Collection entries

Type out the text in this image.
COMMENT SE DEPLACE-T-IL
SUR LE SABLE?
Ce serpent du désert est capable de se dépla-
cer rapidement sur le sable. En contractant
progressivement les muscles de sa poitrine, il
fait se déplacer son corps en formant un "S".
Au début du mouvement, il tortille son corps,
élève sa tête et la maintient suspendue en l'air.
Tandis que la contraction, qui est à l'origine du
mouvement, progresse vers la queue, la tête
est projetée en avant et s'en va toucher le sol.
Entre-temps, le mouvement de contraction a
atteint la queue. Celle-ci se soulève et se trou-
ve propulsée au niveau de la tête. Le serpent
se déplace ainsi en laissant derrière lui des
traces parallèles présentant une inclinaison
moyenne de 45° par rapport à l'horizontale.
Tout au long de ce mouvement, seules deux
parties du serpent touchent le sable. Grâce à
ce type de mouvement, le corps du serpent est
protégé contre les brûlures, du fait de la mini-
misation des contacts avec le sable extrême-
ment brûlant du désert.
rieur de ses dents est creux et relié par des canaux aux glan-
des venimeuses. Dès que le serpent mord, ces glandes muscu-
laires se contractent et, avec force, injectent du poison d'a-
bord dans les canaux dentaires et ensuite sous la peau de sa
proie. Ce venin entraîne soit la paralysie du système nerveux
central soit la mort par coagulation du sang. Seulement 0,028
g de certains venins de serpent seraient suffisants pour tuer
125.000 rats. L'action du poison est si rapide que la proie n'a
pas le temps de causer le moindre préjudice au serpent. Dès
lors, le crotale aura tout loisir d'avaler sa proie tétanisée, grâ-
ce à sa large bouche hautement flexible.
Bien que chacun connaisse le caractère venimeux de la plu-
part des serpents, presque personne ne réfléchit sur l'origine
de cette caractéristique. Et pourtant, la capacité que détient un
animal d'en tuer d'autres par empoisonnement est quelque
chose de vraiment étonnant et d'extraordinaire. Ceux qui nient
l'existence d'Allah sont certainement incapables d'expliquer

- _Set task_:
For the listing above, identify each line bearing "désert".

- _Final result_:
Ce serpent du désert est capable de se dépla-
ment brûlant du désert.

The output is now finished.